What to produce => Return all lines from the listing below in which the string "employees" occurs.

# start of Records for the exercise

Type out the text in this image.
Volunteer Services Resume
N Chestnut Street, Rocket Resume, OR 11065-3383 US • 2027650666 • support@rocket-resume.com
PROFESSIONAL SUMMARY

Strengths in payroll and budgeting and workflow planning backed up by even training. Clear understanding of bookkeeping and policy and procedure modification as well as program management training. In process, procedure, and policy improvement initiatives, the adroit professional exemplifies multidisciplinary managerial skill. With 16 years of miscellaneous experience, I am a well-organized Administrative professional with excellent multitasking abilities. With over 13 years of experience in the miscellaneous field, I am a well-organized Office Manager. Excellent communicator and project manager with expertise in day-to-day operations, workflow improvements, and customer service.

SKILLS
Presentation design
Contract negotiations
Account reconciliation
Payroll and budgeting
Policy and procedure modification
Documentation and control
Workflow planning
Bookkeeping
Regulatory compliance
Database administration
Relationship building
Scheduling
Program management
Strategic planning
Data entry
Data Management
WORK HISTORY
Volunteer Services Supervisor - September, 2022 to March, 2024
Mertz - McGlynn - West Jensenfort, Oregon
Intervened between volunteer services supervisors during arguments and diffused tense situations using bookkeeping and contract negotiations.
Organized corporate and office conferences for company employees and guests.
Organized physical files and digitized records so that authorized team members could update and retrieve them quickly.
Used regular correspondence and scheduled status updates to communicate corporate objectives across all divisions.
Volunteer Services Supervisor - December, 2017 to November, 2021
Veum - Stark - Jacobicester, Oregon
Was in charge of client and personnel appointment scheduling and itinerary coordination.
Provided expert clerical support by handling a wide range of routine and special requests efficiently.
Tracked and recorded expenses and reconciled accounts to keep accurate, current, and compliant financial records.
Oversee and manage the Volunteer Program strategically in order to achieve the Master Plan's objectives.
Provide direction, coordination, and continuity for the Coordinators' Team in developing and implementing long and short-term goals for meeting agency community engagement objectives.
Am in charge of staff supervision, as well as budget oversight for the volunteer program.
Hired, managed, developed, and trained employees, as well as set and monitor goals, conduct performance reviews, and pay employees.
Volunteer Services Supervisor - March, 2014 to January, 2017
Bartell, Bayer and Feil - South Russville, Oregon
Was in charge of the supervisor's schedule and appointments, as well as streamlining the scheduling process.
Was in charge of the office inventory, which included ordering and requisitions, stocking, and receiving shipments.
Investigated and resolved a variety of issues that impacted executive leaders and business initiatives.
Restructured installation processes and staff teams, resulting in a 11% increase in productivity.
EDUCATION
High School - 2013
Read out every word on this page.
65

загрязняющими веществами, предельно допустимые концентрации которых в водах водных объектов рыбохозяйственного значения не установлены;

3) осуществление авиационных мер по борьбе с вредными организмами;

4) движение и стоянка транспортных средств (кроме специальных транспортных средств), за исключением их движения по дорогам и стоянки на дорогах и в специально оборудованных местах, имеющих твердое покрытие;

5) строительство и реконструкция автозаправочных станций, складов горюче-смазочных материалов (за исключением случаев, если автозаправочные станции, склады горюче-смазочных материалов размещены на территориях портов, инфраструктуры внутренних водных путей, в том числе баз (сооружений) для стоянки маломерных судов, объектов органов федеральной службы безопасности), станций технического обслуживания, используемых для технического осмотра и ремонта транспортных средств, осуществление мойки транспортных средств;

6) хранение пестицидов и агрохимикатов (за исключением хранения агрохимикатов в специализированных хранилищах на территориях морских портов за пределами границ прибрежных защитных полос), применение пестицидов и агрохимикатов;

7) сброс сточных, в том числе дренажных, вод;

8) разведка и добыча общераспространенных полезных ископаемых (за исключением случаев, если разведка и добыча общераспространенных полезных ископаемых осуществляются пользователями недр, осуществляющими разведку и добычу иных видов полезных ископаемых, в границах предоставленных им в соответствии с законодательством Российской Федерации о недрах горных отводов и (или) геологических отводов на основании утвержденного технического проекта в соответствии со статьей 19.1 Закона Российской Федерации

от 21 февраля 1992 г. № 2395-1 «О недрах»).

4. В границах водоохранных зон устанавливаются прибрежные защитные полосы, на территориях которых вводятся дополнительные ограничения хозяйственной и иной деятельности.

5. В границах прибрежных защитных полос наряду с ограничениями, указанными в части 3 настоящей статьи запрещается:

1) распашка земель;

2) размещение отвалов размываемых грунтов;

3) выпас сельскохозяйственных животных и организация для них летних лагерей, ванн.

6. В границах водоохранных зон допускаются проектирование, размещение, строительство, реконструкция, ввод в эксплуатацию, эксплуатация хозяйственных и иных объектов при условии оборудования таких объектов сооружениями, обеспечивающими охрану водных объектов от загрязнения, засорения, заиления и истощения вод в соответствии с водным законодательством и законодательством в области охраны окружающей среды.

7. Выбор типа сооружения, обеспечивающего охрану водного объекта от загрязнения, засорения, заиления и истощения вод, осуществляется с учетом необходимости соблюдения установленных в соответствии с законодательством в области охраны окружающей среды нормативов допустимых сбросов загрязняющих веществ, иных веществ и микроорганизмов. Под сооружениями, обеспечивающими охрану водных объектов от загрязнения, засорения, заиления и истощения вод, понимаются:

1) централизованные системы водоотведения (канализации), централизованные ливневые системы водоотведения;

# end of Records for the exercise

Completed exercise =>
Organized corporate and office conferences for company employees and guests.
Hired, managed, developed, and trained employees, as well as set and monitor goals, conduct performance reviews, and pay employees.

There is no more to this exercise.